+++ Records for processing
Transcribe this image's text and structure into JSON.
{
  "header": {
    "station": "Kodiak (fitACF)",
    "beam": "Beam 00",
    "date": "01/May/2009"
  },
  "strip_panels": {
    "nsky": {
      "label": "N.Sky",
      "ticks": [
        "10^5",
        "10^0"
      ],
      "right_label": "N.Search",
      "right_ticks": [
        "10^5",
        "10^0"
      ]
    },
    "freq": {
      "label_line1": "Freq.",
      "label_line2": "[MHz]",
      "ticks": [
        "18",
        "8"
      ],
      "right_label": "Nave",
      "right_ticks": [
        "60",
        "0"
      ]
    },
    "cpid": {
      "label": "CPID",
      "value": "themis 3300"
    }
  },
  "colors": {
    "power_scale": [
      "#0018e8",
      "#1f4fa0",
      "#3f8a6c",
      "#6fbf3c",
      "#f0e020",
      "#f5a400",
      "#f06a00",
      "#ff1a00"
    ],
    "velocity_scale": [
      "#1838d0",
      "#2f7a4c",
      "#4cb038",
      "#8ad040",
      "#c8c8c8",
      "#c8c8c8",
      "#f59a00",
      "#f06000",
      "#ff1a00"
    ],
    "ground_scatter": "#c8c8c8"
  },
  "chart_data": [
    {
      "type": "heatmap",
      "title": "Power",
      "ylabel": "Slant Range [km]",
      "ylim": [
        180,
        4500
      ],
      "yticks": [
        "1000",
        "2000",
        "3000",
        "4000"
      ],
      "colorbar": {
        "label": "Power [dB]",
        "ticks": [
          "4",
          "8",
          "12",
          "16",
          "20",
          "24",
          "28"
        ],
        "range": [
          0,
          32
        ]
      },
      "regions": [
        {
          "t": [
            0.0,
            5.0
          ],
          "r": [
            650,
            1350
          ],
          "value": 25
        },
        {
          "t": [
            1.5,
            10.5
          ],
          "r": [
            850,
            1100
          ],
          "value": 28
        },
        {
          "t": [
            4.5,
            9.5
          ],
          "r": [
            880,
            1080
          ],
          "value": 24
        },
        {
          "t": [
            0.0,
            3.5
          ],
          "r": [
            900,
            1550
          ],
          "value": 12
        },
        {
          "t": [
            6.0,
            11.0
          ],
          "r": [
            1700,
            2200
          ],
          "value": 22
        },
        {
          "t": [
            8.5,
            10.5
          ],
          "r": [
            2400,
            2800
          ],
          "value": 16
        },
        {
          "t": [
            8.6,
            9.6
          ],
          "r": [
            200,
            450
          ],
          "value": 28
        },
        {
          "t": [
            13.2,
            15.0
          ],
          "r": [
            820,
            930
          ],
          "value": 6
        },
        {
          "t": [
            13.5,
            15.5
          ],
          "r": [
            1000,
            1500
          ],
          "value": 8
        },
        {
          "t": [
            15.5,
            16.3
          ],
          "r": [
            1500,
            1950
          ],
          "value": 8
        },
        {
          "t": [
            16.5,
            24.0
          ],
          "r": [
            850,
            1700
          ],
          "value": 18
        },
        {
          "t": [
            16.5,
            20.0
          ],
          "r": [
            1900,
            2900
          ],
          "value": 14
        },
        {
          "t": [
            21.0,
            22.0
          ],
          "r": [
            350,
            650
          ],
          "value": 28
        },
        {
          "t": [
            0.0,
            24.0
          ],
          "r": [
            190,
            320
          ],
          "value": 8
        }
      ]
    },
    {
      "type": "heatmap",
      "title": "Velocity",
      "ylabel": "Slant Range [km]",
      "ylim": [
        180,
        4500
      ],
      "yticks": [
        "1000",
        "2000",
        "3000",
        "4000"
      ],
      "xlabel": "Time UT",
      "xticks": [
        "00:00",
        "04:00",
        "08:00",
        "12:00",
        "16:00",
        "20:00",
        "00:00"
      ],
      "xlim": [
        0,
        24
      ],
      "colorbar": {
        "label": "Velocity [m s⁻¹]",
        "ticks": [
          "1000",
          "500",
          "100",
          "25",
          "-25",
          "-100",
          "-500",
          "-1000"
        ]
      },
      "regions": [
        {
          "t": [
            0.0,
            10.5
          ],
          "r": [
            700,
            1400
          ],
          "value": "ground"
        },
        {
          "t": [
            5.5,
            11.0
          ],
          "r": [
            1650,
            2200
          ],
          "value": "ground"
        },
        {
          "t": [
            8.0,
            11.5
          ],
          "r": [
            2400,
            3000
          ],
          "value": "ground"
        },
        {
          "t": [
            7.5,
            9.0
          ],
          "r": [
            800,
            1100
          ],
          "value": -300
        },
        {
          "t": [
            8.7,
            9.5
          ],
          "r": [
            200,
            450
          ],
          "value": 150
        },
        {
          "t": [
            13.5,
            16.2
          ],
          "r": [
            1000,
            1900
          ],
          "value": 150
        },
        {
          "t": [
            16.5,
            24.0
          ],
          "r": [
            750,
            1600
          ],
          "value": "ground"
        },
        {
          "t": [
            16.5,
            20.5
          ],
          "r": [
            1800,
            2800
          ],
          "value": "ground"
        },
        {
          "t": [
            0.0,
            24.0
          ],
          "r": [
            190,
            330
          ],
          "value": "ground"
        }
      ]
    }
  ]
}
++++++
Set all of the records down again, exactly as they stand.

Transcribe this image's text and structure into JSON.
{
  "header": {
    "station": "Kodiak (fitACF)",
    "beam": "Beam 00",
    "date": "01/May/2009"
  },
  "strip_panels": {
    "nsky": {
      "label": "N.Sky",
      "ticks": [
        "10^5",
        "10^0"
      ],
      "right_label": "N.Search",
      "right_ticks": [
        "10^5",
        "10^0"
      ]
    },
    "freq": {
      "label_line1": "Freq.",
      "label_line2": "[MHz]",
      "ticks": [
        "18",
        "8"
      ],
      "right_label": "Nave",
      "right_ticks": [
        "60",
        "0"
      ]
    },
    "cpid": {
      "label": "CPID",
      "value": "themis 3300"
    }
  },
  "colors": {
    "power_scale": [
      "#0018e8",
      "#1f4fa0",
      "#3f8a6c",
      "#6fbf3c",
      "#f0e020",
      "#f5a400",
      "#f06a00",
      "#ff1a00"
    ],
    "velocity_scale": [
      "#1838d0",
      "#2f7a4c",
      "#4cb038",
      "#8ad040",
      "#c8c8c8",
      "#c8c8c8",
      "#f59a00",
      "#f06000",
      "#ff1a00"
    ],
    "ground_scatter": "#c8c8c8"
  },
  "chart_data": [
    {
      "type": "heatmap",
      "title": "Power",
      "ylabel": "Slant Range [km]",
      "ylim": [
        180,
        4500
      ],
      "yticks": [
        "1000",
        "2000",
        "3000",
        "4000"
      ],
      "colorbar": {
        "label": "Power [dB]",
        "ticks": [
          "4",
          "8",
          "12",
          "16",
          "20",
          "24",
          "28"
        ],
        "range": [
          0,
          32
        ]
      },
      "regions": [
        {
          "t": [
            0.0,
            5.0
          ],
          "r": [
            650,
            1350
          ],
          "value": 25
        },
        {
          "t": [
            1.5,
            10.5
          ],
          "r": [
            850,
            1100
          ],
          "value": 28
        },
        {
          "t": [
            4.5,
            9.5
          ],
          "r": [
            880,
            1080
          ],
          "value": 24
        },
        {
          "t": [
            0.0,
            3.5
          ],
          "r": [
            900,
            1550
          ],
          "value": 12
        },
        {
          "t": [
            6.0,
            11.0
          ],
          "r": [
            1700,
            2200
          ],
          "value": 22
        },
        {
          "t": [
            8.5,
            10.5
          ],
          "r": [
            2400,
            2800
          ],
          "value": 16
        },
        {
          "t": [
            8.6,
            9.6
          ],
          "r": [
            200,
            450
          ],
          "value": 28
        },
        {
          "t": [
            13.2,
            15.0
          ],
          "r": [
            820,
            930
          ],
          "value": 6
        },
        {
          "t": [
            13.5,
            15.5
          ],
          "r": [
            1000,
            1500
          ],
          "value": 8
        },
        {
          "t": [
            15.5,
            16.3
          ],
          "r": [
            1500,
            1950
          ],
          "value": 8
        },
        {
          "t": [
            16.5,
            24.0
          ],
          "r": [
            850,
            1700
          ],
          "value": 18
        },
        {
          "t": [
            16.5,
            20.0
          ],
          "r": [
            1900,
            2900
          ],
          "value": 14
        },
        {
          "t": [
            21.0,
            22.0
          ],
          "r": [
            350,
            650
          ],
          "value": 28
        },
        {
          "t": [
            0.0,
            24.0
          ],
          "r": [
            190,
            320
          ],
          "value": 8
        }
      ]
    },
    {
      "type": "heatmap",
      "title": "Velocity",
      "ylabel": "Slant Range [km]",
      "ylim": [
        180,
        4500
      ],
      "yticks": [
        "1000",
        "2000",
        "3000",
        "4000"
      ],
      "xlabel": "Time UT",
      "xticks": [
        "00:00",
        "04:00",
        "08:00",
        "12:00",
        "16:00",
        "20:00",
        "00:00"
      ],
      "xlim": [
        0,
        24
      ],
      "colorbar": {
        "label": "Velocity [m s⁻¹]",
        "ticks": [
          "1000",
          "500",
          "100",
          "25",
          "-25",
          "-100",
          "-500",
          "-1000"
        ]
      },
      "regions": [
        {
          "t": [
            0.0,
            10.5
          ],
          "r": [
            700,
            1400
          ],
          "value": "ground"
        },
        {
          "t": [
            5.5,
            11.0
          ],
          "r": [
            1650,
            2200
          ],
          "value": "ground"
        },
        {
          "t": [
            8.0,
            11.5
          ],
          "r": [
            2400,
            3000
          ],
          "value": "ground"
        },
        {
          "t": [
            7.5,
            9.0
          ],
          "r": [
            800,
            1100
          ],
          "value": -300
        },
        {
          "t": [
            8.7,
            9.5
          ],
          "r": [
            200,
            450
          ],
          "value": 150
        },
        {
          "t": [
            13.5,
            16.2
          ],
          "r": [
            1000,
            1900
          ],
          "value": 150
        },
        {
          "t": [
            16.5,
            24.0
          ],
          "r": [
            750,
            1600
          ],
          "value": "ground"
        },
        {
          "t": [
            16.5,
            20.5
          ],
          "r": [
            1800,
            2800
          ],
          "value": "ground"
        },
        {
          "t": [
            0.0,
            24.0
          ],
          "r": [
            190,
            330
          ],
          "value": "ground"
        }
      ]
    }
  ]
}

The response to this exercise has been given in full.